Data for the task
--- Begin ---

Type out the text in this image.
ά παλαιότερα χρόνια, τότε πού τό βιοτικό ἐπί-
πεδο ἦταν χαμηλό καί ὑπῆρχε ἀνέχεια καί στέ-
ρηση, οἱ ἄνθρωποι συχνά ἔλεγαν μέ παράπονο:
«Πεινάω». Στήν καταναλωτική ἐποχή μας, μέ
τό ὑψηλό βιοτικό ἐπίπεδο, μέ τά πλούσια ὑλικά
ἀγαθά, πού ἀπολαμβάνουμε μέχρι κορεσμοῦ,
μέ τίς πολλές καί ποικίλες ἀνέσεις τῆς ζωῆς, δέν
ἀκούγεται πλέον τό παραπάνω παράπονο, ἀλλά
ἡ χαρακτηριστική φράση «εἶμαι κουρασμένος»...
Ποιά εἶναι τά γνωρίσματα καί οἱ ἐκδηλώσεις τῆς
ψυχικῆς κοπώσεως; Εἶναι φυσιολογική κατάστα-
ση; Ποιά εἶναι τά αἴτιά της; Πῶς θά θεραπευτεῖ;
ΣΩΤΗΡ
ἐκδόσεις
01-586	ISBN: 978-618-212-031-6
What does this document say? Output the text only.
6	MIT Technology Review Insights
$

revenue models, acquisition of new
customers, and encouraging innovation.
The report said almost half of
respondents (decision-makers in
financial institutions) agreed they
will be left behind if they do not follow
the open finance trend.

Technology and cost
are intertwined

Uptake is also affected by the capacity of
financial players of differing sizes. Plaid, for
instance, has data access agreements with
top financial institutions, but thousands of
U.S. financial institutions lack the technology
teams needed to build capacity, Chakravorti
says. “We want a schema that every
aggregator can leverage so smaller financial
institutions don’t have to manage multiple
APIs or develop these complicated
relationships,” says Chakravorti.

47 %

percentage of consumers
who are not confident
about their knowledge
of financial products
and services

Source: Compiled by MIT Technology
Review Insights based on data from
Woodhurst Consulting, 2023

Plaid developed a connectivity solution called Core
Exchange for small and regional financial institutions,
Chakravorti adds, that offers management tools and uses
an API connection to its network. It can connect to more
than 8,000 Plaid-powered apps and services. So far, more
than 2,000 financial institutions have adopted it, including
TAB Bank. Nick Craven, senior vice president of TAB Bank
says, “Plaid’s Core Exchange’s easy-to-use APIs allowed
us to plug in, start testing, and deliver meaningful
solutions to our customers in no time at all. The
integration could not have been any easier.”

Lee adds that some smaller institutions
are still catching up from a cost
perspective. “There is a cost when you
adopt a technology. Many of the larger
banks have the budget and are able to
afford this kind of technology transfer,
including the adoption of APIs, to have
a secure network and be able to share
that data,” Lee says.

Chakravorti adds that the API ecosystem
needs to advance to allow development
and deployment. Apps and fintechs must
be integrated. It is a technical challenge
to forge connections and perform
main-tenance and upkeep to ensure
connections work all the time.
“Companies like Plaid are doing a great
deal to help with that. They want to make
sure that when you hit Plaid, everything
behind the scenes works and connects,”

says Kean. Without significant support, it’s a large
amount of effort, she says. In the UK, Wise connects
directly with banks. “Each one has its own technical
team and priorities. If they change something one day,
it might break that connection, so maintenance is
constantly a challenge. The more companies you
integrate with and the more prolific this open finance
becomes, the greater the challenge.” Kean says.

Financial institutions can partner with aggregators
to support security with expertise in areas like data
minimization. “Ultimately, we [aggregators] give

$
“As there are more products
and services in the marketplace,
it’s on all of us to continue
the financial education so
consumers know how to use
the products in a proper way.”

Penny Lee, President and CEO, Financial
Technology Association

--- End ---

Repeat all the records. Match each line exactly.

Type out the text in this image.
ά παλαιότερα χρόνια, τότε πού τό βιοτικό ἐπί-
πεδο ἦταν χαμηλό καί ὑπῆρχε ἀνέχεια καί στέ-
ρηση, οἱ ἄνθρωποι συχνά ἔλεγαν μέ παράπονο:
«Πεινάω». Στήν καταναλωτική ἐποχή μας, μέ
τό ὑψηλό βιοτικό ἐπίπεδο, μέ τά πλούσια ὑλικά
ἀγαθά, πού ἀπολαμβάνουμε μέχρι κορεσμοῦ,
μέ τίς πολλές καί ποικίλες ἀνέσεις τῆς ζωῆς, δέν
ἀκούγεται πλέον τό παραπάνω παράπονο, ἀλλά
ἡ χαρακτηριστική φράση «εἶμαι κουρασμένος»...
Ποιά εἶναι τά γνωρίσματα καί οἱ ἐκδηλώσεις τῆς
ψυχικῆς κοπώσεως; Εἶναι φυσιολογική κατάστα-
ση; Ποιά εἶναι τά αἴτιά της; Πῶς θά θεραπευτεῖ;
ΣΩΤΗΡ
ἐκδόσεις
01-586	ISBN: 978-618-212-031-6
What does this document say? Output the text only.
6	MIT Technology Review Insights
$

revenue models, acquisition of new
customers, and encouraging innovation.
The report said almost half of
respondents (decision-makers in
financial institutions) agreed they
will be left behind if they do not follow
the open finance trend.

Technology and cost
are intertwined

Uptake is also affected by the capacity of
financial players of differing sizes. Plaid, for
instance, has data access agreements with
top financial institutions, but thousands of
U.S. financial institutions lack the technology
teams needed to build capacity, Chakravorti
says. “We want a schema that every
aggregator can leverage so smaller financial
institutions don’t have to manage multiple
APIs or develop these complicated
relationships,” says Chakravorti.

47 %

percentage of consumers
who are not confident
about their knowledge
of financial products
and services

Source: Compiled by MIT Technology
Review Insights based on data from
Woodhurst Consulting, 2023

Plaid developed a connectivity solution called Core
Exchange for small and regional financial institutions,
Chakravorti adds, that offers management tools and uses
an API connection to its network. It can connect to more
than 8,000 Plaid-powered apps and services. So far, more
than 2,000 financial institutions have adopted it, including
TAB Bank. Nick Craven, senior vice president of TAB Bank
says, “Plaid’s Core Exchange’s easy-to-use APIs allowed
us to plug in, start testing, and deliver meaningful
solutions to our customers in no time at all. The
integration could not have been any easier.”

Lee adds that some smaller institutions
are still catching up from a cost
perspective. “There is a cost when you
adopt a technology. Many of the larger
banks have the budget and are able to
afford this kind of technology transfer,
including the adoption of APIs, to have
a secure network and be able to share
that data,” Lee says.

Chakravorti adds that the API ecosystem
needs to advance to allow development
and deployment. Apps and fintechs must
be integrated. It is a technical challenge
to forge connections and perform
main-tenance and upkeep to ensure
connections work all the time.
“Companies like Plaid are doing a great
deal to help with that. They want to make
sure that when you hit Plaid, everything
behind the scenes works and connects,”

says Kean. Without significant support, it’s a large
amount of effort, she says. In the UK, Wise connects
directly with banks. “Each one has its own technical
team and priorities. If they change something one day,
it might break that connection, so maintenance is
constantly a challenge. The more companies you
integrate with and the more prolific this open finance
becomes, the greater the challenge.” Kean says.

Financial institutions can partner with aggregators
to support security with expertise in areas like data
minimization. “Ultimately, we [aggregators] give

$
“As there are more products
and services in the marketplace,
it’s on all of us to continue
the financial education so
consumers know how to use
the products in a proper way.”

Penny Lee, President and CEO, Financial
Technology Association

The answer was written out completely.